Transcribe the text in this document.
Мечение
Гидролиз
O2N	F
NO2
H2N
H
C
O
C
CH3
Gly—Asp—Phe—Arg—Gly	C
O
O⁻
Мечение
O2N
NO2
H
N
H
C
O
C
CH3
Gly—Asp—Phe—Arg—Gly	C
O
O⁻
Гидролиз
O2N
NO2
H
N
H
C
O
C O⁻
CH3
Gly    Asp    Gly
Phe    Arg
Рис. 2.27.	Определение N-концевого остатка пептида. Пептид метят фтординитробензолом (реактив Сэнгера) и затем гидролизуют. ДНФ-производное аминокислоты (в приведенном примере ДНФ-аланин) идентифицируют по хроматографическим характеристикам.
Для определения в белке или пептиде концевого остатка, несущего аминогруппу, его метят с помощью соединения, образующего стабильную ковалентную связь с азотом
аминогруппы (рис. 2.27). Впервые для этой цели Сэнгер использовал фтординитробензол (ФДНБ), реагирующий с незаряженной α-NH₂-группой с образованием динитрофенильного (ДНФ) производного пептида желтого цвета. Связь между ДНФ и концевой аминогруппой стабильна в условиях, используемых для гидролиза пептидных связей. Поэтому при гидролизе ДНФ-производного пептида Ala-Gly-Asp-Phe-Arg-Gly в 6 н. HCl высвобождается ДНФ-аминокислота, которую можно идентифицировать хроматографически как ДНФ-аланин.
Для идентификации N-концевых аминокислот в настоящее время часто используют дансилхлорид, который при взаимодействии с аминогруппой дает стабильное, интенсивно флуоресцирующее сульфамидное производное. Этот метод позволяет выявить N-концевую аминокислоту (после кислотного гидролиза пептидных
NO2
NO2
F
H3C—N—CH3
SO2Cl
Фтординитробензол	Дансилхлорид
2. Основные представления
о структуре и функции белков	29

* Exercise description *
Every record above needs to be repeated word for word.

* Problem solution *
Transcribe the text in this document.
Мечение
Гидролиз
O2N	F
NO2
H2N
H
C
O
C
CH3
Gly—Asp—Phe—Arg—Gly	C
O
O⁻
Мечение
O2N
NO2
H
N
H
C
O
C
CH3
Gly—Asp—Phe—Arg—Gly	C
O
O⁻
Гидролиз
O2N
NO2
H
N
H
C
O
C O⁻
CH3
Gly    Asp    Gly
Phe    Arg
Рис. 2.27.	Определение N-концевого остатка пептида. Пептид метят фтординитробензолом (реактив Сэнгера) и затем гидролизуют. ДНФ-производное аминокислоты (в приведенном примере ДНФ-аланин) идентифицируют по хроматографическим характеристикам.
Для определения в белке или пептиде концевого остатка, несущего аминогруппу, его метят с помощью соединения, образующего стабильную ковалентную связь с азотом
аминогруппы (рис. 2.27). Впервые для этой цели Сэнгер использовал фтординитробензол (ФДНБ), реагирующий с незаряженной α-NH₂-группой с образованием динитрофенильного (ДНФ) производного пептида желтого цвета. Связь между ДНФ и концевой аминогруппой стабильна в условиях, используемых для гидролиза пептидных связей. Поэтому при гидролизе ДНФ-производного пептида Ala-Gly-Asp-Phe-Arg-Gly в 6 н. HCl высвобождается ДНФ-аминокислота, которую можно идентифицировать хроматографически как ДНФ-аланин.
Для идентификации N-концевых аминокислот в настоящее время часто используют дансилхлорид, который при взаимодействии с аминогруппой дает стабильное, интенсивно флуоресцирующее сульфамидное производное. Этот метод позволяет выявить N-концевую аминокислоту (после кислотного гидролиза пептидных
NO2
NO2
F
H3C—N—CH3
SO2Cl
Фтординитробензол	Дансилхлорид
2. Основные представления
о структуре и функции белков	29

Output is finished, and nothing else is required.